## [Exercise task]
Restate the full listing word for word and leave the pictures out.

## [Task material]
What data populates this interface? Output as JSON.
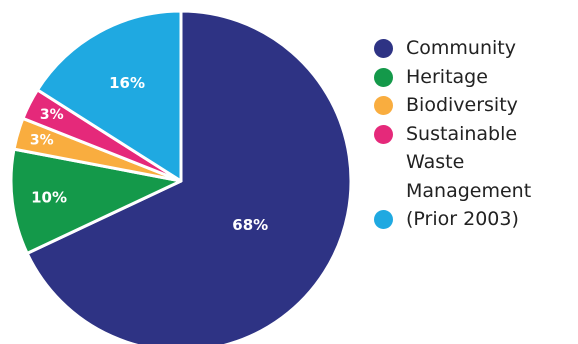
{
  "chart_data": {
    "type": "pie",
    "categories": [
      "Community",
      "Heritage",
      "Biodiversity",
      "Sustainable Waste Management",
      "(Prior 2003)"
    ],
    "values": [
      68,
      10,
      3,
      3,
      16
    ],
    "value_labels": [
      "68%",
      "10%",
      "3%",
      "3%",
      "16%"
    ],
    "colors": [
      "#2e3384",
      "#14994a",
      "#f9ad3f",
      "#e5297a",
      "#1fa9e1"
    ],
    "start_angle_deg": 0,
    "direction": "clockwise",
    "legend_position": "right",
    "title": "",
    "slice_border_color": "#ffffff"
  },
  "legend": {
    "items": [
      {
        "label": "Community",
        "color": "#2e3384"
      },
      {
        "label": "Heritage",
        "color": "#14994a"
      },
      {
        "label": "Biodiversity",
        "color": "#f9ad3f"
      },
      {
        "label": "Sustainable\nWaste\nManagement\n(Prior 2003)",
        "color": "#e5297a"
      },
      {
        "label": "",
        "color": "#1fa9e1"
      }
    ]
  }
}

## [Written response]
What data populates this interface? Output as JSON.
{
  "chart_data": {
    "type": "pie",
    "categories": [
      "Community",
      "Heritage",
      "Biodiversity",
      "Sustainable Waste Management",
      "(Prior 2003)"
    ],
    "values": [
      68,
      10,
      3,
      3,
      16
    ],
    "value_labels": [
      "68%",
      "10%",
      "3%",
      "3%",
      "16%"
    ],
    "colors": [
      "#2e3384",
      "#14994a",
      "#f9ad3f",
      "#e5297a",
      "#1fa9e1"
    ],
    "start_angle_deg": 0,
    "direction": "clockwise",
    "legend_position": "right",
    "title": "",
    "slice_border_color": "#ffffff"
  },
  "legend": {
    "items": [
      {
        "label": "Community",
        "color": "#2e3384"
      },
      {
        "label": "Heritage",
        "color": "#14994a"
      },
      {
        "label": "Biodiversity",
        "color": "#f9ad3f"
      },
      {
        "label": "Sustainable\nWaste\nManagement\n(Prior 2003)",
        "color": "#e5297a"
      },
      {
        "label": "",
        "color": "#1fa9e1"
      }
    ]
  }
}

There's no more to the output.